> _Provided entries_
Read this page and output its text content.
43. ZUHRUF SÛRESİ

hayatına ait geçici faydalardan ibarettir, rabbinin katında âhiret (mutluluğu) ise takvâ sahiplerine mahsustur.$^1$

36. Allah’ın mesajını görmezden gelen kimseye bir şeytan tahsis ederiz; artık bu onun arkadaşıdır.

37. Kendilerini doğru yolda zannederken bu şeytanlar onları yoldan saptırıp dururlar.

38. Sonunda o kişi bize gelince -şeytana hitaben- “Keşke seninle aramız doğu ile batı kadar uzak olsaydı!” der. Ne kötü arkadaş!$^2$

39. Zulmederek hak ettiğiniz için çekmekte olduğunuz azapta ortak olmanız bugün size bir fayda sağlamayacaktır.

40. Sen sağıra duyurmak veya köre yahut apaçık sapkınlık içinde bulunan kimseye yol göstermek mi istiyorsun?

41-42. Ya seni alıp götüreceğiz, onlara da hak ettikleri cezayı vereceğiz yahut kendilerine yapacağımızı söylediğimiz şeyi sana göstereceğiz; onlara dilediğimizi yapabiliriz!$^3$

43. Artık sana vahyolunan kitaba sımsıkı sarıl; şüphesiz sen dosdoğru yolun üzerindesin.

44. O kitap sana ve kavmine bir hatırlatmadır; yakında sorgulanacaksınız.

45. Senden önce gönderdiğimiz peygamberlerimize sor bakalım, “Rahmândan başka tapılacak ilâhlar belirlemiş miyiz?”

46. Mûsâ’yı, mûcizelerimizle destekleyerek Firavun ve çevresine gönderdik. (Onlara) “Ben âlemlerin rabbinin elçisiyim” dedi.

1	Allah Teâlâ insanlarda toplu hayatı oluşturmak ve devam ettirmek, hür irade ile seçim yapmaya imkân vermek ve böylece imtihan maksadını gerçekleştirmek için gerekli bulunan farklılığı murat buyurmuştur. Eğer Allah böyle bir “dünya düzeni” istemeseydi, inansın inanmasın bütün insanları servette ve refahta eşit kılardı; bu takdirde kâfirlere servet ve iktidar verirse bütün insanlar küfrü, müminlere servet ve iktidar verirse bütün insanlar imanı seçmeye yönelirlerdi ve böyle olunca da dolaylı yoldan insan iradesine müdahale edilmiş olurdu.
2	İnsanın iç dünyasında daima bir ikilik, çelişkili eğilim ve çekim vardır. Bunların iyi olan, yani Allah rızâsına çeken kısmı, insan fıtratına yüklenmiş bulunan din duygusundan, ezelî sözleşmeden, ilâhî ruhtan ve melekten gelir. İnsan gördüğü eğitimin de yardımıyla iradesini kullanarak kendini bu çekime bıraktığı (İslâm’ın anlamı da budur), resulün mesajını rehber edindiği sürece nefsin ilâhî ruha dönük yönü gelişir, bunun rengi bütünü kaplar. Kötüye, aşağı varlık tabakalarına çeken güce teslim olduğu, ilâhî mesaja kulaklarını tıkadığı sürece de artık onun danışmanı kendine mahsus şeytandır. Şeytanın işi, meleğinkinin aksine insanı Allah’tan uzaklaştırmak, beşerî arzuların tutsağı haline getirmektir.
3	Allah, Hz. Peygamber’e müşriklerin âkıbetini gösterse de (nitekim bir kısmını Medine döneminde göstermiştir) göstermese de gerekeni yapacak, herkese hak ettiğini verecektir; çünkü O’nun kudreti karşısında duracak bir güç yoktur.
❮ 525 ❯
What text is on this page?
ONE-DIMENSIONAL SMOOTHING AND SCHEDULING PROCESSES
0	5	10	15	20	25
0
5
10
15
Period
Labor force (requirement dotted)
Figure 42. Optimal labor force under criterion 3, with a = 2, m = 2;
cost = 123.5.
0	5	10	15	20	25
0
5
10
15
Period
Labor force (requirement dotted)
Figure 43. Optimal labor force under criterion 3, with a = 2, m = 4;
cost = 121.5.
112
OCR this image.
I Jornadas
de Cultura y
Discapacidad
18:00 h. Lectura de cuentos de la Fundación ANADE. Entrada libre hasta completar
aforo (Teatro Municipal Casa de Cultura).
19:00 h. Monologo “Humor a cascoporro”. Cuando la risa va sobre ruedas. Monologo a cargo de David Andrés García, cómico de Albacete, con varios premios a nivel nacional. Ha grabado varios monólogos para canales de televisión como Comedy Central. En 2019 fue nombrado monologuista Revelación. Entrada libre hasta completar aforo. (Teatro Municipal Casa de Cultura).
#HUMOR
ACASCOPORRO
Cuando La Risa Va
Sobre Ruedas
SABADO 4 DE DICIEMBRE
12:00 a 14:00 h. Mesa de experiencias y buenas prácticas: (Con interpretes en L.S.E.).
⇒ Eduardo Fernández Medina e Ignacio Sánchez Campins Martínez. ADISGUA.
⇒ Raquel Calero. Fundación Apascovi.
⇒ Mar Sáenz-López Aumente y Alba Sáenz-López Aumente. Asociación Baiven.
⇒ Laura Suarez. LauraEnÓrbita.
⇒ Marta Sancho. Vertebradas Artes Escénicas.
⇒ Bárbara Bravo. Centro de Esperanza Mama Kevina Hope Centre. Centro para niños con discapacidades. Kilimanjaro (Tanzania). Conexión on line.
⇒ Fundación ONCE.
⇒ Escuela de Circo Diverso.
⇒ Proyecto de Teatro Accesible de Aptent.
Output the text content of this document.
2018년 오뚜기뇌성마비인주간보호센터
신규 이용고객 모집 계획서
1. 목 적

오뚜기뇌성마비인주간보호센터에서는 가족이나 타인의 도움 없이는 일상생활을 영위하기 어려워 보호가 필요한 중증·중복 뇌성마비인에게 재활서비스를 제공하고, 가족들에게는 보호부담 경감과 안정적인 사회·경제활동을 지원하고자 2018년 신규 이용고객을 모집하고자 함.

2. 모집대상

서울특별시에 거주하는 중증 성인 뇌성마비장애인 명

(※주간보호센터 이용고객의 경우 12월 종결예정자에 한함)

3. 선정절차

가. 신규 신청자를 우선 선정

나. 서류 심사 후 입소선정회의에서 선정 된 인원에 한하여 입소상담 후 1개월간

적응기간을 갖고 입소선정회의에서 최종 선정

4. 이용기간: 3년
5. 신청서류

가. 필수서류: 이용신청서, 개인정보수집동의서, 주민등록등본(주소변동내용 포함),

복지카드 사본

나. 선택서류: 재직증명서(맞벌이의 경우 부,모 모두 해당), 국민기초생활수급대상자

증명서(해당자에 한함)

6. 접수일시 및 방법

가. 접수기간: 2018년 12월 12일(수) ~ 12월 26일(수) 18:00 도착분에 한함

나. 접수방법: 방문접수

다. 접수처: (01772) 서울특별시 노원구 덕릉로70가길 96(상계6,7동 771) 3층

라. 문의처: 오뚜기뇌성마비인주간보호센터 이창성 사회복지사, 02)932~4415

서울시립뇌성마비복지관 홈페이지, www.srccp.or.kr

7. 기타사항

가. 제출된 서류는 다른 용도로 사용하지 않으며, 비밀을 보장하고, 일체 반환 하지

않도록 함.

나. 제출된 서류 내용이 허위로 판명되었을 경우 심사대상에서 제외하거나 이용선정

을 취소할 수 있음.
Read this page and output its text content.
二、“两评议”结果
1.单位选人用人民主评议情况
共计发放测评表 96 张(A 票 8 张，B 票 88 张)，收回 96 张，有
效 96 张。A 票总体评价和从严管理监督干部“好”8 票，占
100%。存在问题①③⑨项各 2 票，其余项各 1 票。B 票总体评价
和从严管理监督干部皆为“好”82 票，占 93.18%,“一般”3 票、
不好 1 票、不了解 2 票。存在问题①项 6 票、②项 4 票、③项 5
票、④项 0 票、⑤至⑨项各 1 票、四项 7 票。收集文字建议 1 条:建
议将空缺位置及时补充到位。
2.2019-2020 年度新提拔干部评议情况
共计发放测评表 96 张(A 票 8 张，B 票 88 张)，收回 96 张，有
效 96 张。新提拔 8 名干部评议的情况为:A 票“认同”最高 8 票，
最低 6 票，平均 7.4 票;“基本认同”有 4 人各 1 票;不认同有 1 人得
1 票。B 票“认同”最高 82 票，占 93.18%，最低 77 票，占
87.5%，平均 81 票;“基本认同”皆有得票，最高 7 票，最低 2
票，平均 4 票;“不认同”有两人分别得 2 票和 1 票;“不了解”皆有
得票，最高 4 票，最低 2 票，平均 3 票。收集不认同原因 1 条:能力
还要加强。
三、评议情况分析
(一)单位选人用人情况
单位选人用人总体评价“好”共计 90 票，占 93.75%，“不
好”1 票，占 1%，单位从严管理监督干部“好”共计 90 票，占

> _What the task asks_
Look through the material and copy each line that has "with".

> _Solution below_
Figure 42. Optimal labor force under criterion 3, with a = 2, m = 2;
Figure 43. Optimal labor force under criterion 3, with a = 2, m = 4;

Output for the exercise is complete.